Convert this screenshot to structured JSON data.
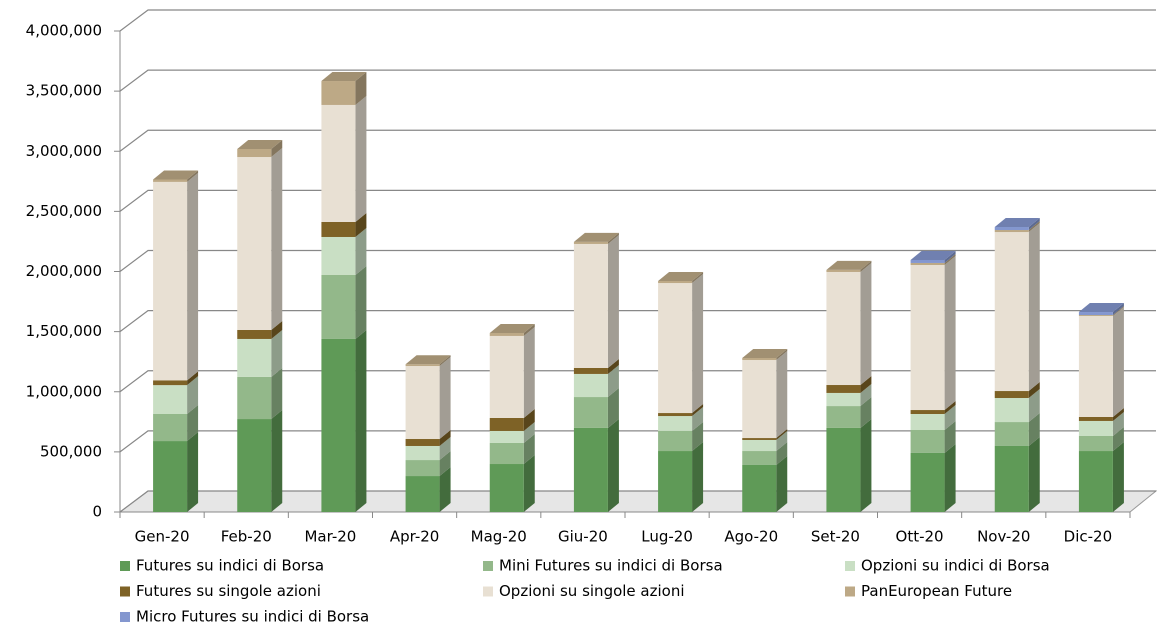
{
  "chart_data": {
    "type": "bar3d_stacked",
    "categories": [
      "Gen-20",
      "Feb-20",
      "Mar-20",
      "Apr-20",
      "Mag-20",
      "Giu-20",
      "Lug-20",
      "Ago-20",
      "Set-20",
      "Ott-20",
      "Nov-20",
      "Dic-20"
    ],
    "series": [
      {
        "name": "Futures su indici di Borsa",
        "color": "#5f9a57",
        "values": [
          590000,
          773000,
          1439000,
          299000,
          399000,
          699000,
          507000,
          391000,
          699000,
          491000,
          549000,
          507000
        ]
      },
      {
        "name": "Mini Futures su indici di Borsa",
        "color": "#93b88a",
        "values": [
          225000,
          350000,
          532000,
          133000,
          175000,
          257000,
          167000,
          116000,
          182000,
          191000,
          199000,
          125000
        ]
      },
      {
        "name": "Opzioni su indici di Borsa",
        "color": "#c9dfc4",
        "values": [
          240000,
          316000,
          316000,
          117000,
          100000,
          192000,
          124000,
          92000,
          109000,
          133000,
          200000,
          125000
        ]
      },
      {
        "name": "Futures su singole azioni",
        "color": "#7e6226",
        "values": [
          40000,
          75000,
          125000,
          58000,
          108000,
          50000,
          25000,
          16000,
          66000,
          33000,
          58000,
          33000
        ]
      },
      {
        "name": "Opzioni su singole azioni",
        "color": "#e8e0d3",
        "values": [
          1650000,
          1438000,
          973000,
          607000,
          682000,
          1031000,
          1081000,
          649000,
          940000,
          1206000,
          1322000,
          840000
        ]
      },
      {
        "name": "PanEuropean Future",
        "color": "#bda986",
        "values": [
          20000,
          67000,
          199000,
          15000,
          25000,
          17000,
          17000,
          17000,
          17000,
          17000,
          17000,
          8000
        ]
      },
      {
        "name": "Micro Futures su indici di Borsa",
        "color": "#8497cf",
        "values": [
          0,
          0,
          0,
          0,
          0,
          0,
          0,
          0,
          0,
          25000,
          25000,
          25000
        ]
      }
    ],
    "ylim": [
      0,
      4000000
    ],
    "yticks": [
      0,
      {
        "value": 500000,
        "label": "500,000"
      },
      {
        "value": 1000000,
        "label": "1,000,000"
      },
      {
        "value": 1500000,
        "label": "1,500,000"
      },
      {
        "value": 2000000,
        "label": "2,000,000"
      },
      {
        "value": 2500000,
        "label": "2,500,000"
      },
      {
        "value": 3000000,
        "label": "3,000,000"
      },
      {
        "value": 3500000,
        "label": "3,500,000"
      },
      {
        "value": 4000000,
        "label": "4,000,000"
      }
    ],
    "grid": true
  }
}
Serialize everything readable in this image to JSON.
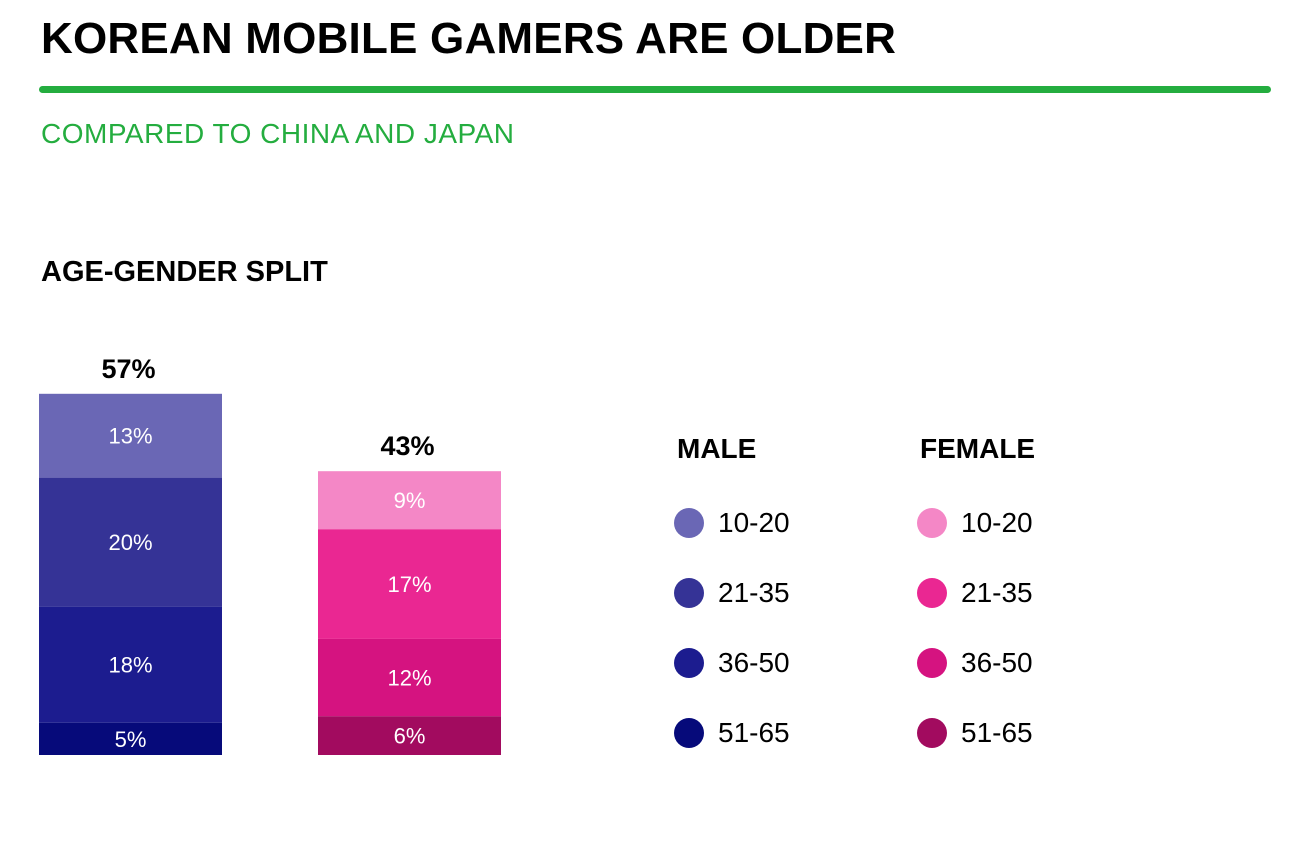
{
  "header": {
    "title": "KOREAN MOBILE GAMERS ARE OLDER",
    "subtitle": "COMPARED TO CHINA AND JAPAN",
    "accent_color": "#24ad3f"
  },
  "section_title": "AGE-GENDER SPLIT",
  "legend": {
    "male_heading": "MALE",
    "female_heading": "FEMALE",
    "male": [
      {
        "label": "10-20",
        "color": "#6a67b5"
      },
      {
        "label": "21-35",
        "color": "#353396"
      },
      {
        "label": "36-50",
        "color": "#1c1c8f"
      },
      {
        "label": "51-65",
        "color": "#060a7a"
      }
    ],
    "female": [
      {
        "label": "10-20",
        "color": "#f487c6"
      },
      {
        "label": "21-35",
        "color": "#ea2792"
      },
      {
        "label": "36-50",
        "color": "#d51380"
      },
      {
        "label": "51-65",
        "color": "#a20b5f"
      }
    ]
  },
  "chart_data": {
    "type": "bar",
    "stacked": true,
    "categories": [
      "10-20",
      "21-35",
      "36-50",
      "51-65"
    ],
    "series": [
      {
        "name": "MALE",
        "total": 57,
        "total_label": "57%",
        "values": [
          13,
          20,
          18,
          5
        ],
        "labels": [
          "13%",
          "20%",
          "18%",
          "5%"
        ],
        "colors": [
          "#6a67b5",
          "#353396",
          "#1c1c8f",
          "#060a7a"
        ]
      },
      {
        "name": "FEMALE",
        "total": 43,
        "total_label": "43%",
        "values": [
          9,
          17,
          12,
          6
        ],
        "labels": [
          "9%",
          "17%",
          "12%",
          "6%"
        ],
        "colors": [
          "#f487c6",
          "#ea2792",
          "#d51380",
          "#a20b5f"
        ]
      }
    ],
    "grid": false,
    "legend_position": "right"
  }
}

▸ JOB
Give all the lines above again, character for character, without pictures.

▸ COMPLETED EXERCISE
Convert this screenshot to structured JSON data.
{
  "chart_data": {
    "type": "bar3d_stacked",
    "categories": [
      "Gen-20",
      "Feb-20",
      "Mar-20",
      "Apr-20",
      "Mag-20",
      "Giu-20",
      "Lug-20",
      "Ago-20",
      "Set-20",
      "Ott-20",
      "Nov-20",
      "Dic-20"
    ],
    "series": [
      {
        "name": "Futures su indici di Borsa",
        "color": "#5f9a57",
        "values": [
          590000,
          773000,
          1439000,
          299000,
          399000,
          699000,
          507000,
          391000,
          699000,
          491000,
          549000,
          507000
        ]
      },
      {
        "name": "Mini Futures su indici di Borsa",
        "color": "#93b88a",
        "values": [
          225000,
          350000,
          532000,
          133000,
          175000,
          257000,
          167000,
          116000,
          182000,
          191000,
          199000,
          125000
        ]
      },
      {
        "name": "Opzioni su indici di Borsa",
        "color": "#c9dfc4",
        "values": [
          240000,
          316000,
          316000,
          117000,
          100000,
          192000,
          124000,
          92000,
          109000,
          133000,
          200000,
          125000
        ]
      },
      {
        "name": "Futures su singole azioni",
        "color": "#7e6226",
        "values": [
          40000,
          75000,
          125000,
          58000,
          108000,
          50000,
          25000,
          16000,
          66000,
          33000,
          58000,
          33000
        ]
      },
      {
        "name": "Opzioni su singole azioni",
        "color": "#e8e0d3",
        "values": [
          1650000,
          1438000,
          973000,
          607000,
          682000,
          1031000,
          1081000,
          649000,
          940000,
          1206000,
          1322000,
          840000
        ]
      },
      {
        "name": "PanEuropean Future",
        "color": "#bda986",
        "values": [
          20000,
          67000,
          199000,
          15000,
          25000,
          17000,
          17000,
          17000,
          17000,
          17000,
          17000,
          8000
        ]
      },
      {
        "name": "Micro Futures su indici di Borsa",
        "color": "#8497cf",
        "values": [
          0,
          0,
          0,
          0,
          0,
          0,
          0,
          0,
          0,
          25000,
          25000,
          25000
        ]
      }
    ],
    "ylim": [
      0,
      4000000
    ],
    "yticks": [
      0,
      {
        "value": 500000,
        "label": "500,000"
      },
      {
        "value": 1000000,
        "label": "1,000,000"
      },
      {
        "value": 1500000,
        "label": "1,500,000"
      },
      {
        "value": 2000000,
        "label": "2,000,000"
      },
      {
        "value": 2500000,
        "label": "2,500,000"
      },
      {
        "value": 3000000,
        "label": "3,000,000"
      },
      {
        "value": 3500000,
        "label": "3,500,000"
      },
      {
        "value": 4000000,
        "label": "4,000,000"
      }
    ],
    "grid": true
  }
}
Serialize everything readable in this image to JSON.
{
  "header": {
    "title": "KOREAN MOBILE GAMERS ARE OLDER",
    "subtitle": "COMPARED TO CHINA AND JAPAN",
    "accent_color": "#24ad3f"
  },
  "section_title": "AGE-GENDER SPLIT",
  "legend": {
    "male_heading": "MALE",
    "female_heading": "FEMALE",
    "male": [
      {
        "label": "10-20",
        "color": "#6a67b5"
      },
      {
        "label": "21-35",
        "color": "#353396"
      },
      {
        "label": "36-50",
        "color": "#1c1c8f"
      },
      {
        "label": "51-65",
        "color": "#060a7a"
      }
    ],
    "female": [
      {
        "label": "10-20",
        "color": "#f487c6"
      },
      {
        "label": "21-35",
        "color": "#ea2792"
      },
      {
        "label": "36-50",
        "color": "#d51380"
      },
      {
        "label": "51-65",
        "color": "#a20b5f"
      }
    ]
  },
  "chart_data": {
    "type": "bar",
    "stacked": true,
    "categories": [
      "10-20",
      "21-35",
      "36-50",
      "51-65"
    ],
    "series": [
      {
        "name": "MALE",
        "total": 57,
        "total_label": "57%",
        "values": [
          13,
          20,
          18,
          5
        ],
        "labels": [
          "13%",
          "20%",
          "18%",
          "5%"
        ],
        "colors": [
          "#6a67b5",
          "#353396",
          "#1c1c8f",
          "#060a7a"
        ]
      },
      {
        "name": "FEMALE",
        "total": 43,
        "total_label": "43%",
        "values": [
          9,
          17,
          12,
          6
        ],
        "labels": [
          "9%",
          "17%",
          "12%",
          "6%"
        ],
        "colors": [
          "#f487c6",
          "#ea2792",
          "#d51380",
          "#a20b5f"
        ]
      }
    ],
    "grid": false,
    "legend_position": "right"
  }
}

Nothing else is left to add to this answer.